• **What needs to be done**
Will you output the entries below exactly, skipping every image they contain?

(Figure collection entries)
##########

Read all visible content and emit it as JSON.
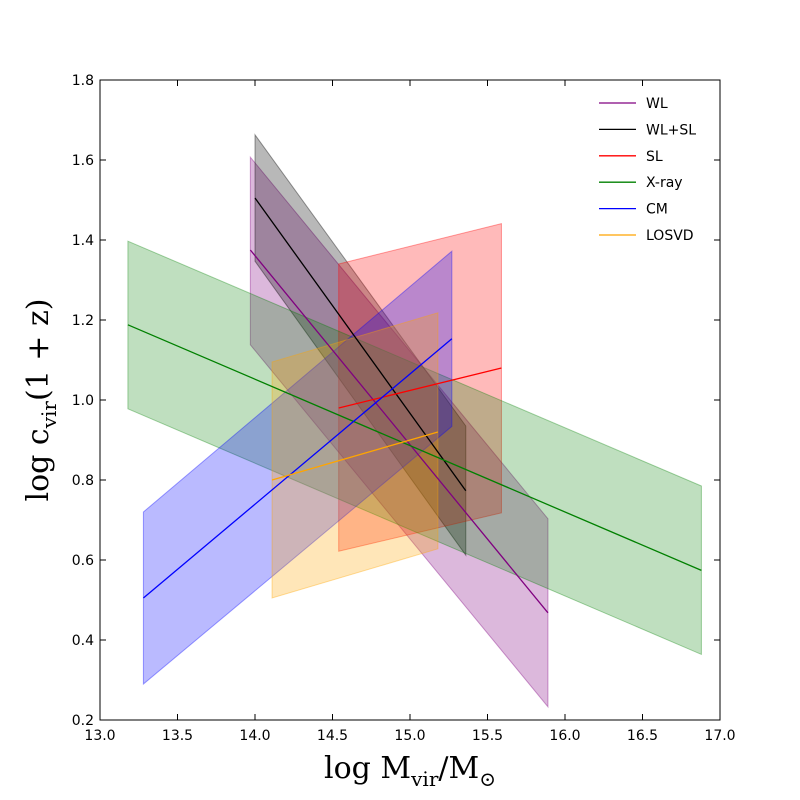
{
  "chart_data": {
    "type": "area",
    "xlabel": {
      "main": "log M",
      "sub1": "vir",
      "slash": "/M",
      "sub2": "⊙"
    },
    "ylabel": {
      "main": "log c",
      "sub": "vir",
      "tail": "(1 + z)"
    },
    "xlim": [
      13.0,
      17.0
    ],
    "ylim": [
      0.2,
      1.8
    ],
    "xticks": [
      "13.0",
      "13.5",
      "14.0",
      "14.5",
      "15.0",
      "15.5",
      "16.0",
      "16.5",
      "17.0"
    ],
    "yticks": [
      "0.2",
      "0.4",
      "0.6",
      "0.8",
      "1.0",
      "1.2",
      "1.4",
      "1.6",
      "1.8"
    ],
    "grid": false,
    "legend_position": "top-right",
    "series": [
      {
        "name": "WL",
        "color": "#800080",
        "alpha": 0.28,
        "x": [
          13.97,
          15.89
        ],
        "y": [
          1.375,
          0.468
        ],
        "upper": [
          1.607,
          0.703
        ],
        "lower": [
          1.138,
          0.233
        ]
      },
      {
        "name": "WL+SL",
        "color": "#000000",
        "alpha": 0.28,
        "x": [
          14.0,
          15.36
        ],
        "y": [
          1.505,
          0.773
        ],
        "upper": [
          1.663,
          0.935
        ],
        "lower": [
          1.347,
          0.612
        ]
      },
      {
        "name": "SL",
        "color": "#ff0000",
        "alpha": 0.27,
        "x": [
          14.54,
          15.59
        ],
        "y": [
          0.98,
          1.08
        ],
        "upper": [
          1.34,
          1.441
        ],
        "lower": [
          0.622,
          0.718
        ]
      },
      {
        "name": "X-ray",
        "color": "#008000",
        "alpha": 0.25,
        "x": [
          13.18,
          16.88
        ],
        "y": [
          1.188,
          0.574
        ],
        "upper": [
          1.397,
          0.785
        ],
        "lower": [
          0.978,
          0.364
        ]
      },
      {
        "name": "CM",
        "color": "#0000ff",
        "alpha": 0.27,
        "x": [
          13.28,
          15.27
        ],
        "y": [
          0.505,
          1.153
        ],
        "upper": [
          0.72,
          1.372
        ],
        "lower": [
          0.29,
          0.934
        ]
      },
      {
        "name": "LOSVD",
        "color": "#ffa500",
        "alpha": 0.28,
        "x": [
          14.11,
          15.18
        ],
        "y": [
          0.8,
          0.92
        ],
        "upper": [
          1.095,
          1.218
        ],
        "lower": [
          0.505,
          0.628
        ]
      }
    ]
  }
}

##########

• **Solution to the exercise**
Read all visible content and emit it as JSON.
{
  "chart_data": {
    "type": "area",
    "xlabel": {
      "main": "log M",
      "sub1": "vir",
      "slash": "/M",
      "sub2": "⊙"
    },
    "ylabel": {
      "main": "log c",
      "sub": "vir",
      "tail": "(1 + z)"
    },
    "xlim": [
      13.0,
      17.0
    ],
    "ylim": [
      0.2,
      1.8
    ],
    "xticks": [
      "13.0",
      "13.5",
      "14.0",
      "14.5",
      "15.0",
      "15.5",
      "16.0",
      "16.5",
      "17.0"
    ],
    "yticks": [
      "0.2",
      "0.4",
      "0.6",
      "0.8",
      "1.0",
      "1.2",
      "1.4",
      "1.6",
      "1.8"
    ],
    "grid": false,
    "legend_position": "top-right",
    "series": [
      {
        "name": "WL",
        "color": "#800080",
        "alpha": 0.28,
        "x": [
          13.97,
          15.89
        ],
        "y": [
          1.375,
          0.468
        ],
        "upper": [
          1.607,
          0.703
        ],
        "lower": [
          1.138,
          0.233
        ]
      },
      {
        "name": "WL+SL",
        "color": "#000000",
        "alpha": 0.28,
        "x": [
          14.0,
          15.36
        ],
        "y": [
          1.505,
          0.773
        ],
        "upper": [
          1.663,
          0.935
        ],
        "lower": [
          1.347,
          0.612
        ]
      },
      {
        "name": "SL",
        "color": "#ff0000",
        "alpha": 0.27,
        "x": [
          14.54,
          15.59
        ],
        "y": [
          0.98,
          1.08
        ],
        "upper": [
          1.34,
          1.441
        ],
        "lower": [
          0.622,
          0.718
        ]
      },
      {
        "name": "X-ray",
        "color": "#008000",
        "alpha": 0.25,
        "x": [
          13.18,
          16.88
        ],
        "y": [
          1.188,
          0.574
        ],
        "upper": [
          1.397,
          0.785
        ],
        "lower": [
          0.978,
          0.364
        ]
      },
      {
        "name": "CM",
        "color": "#0000ff",
        "alpha": 0.27,
        "x": [
          13.28,
          15.27
        ],
        "y": [
          0.505,
          1.153
        ],
        "upper": [
          0.72,
          1.372
        ],
        "lower": [
          0.29,
          0.934
        ]
      },
      {
        "name": "LOSVD",
        "color": "#ffa500",
        "alpha": 0.28,
        "x": [
          14.11,
          15.18
        ],
        "y": [
          0.8,
          0.92
        ],
        "upper": [
          1.095,
          1.218
        ],
        "lower": [
          0.505,
          0.628
        ]
      }
    ]
  }
}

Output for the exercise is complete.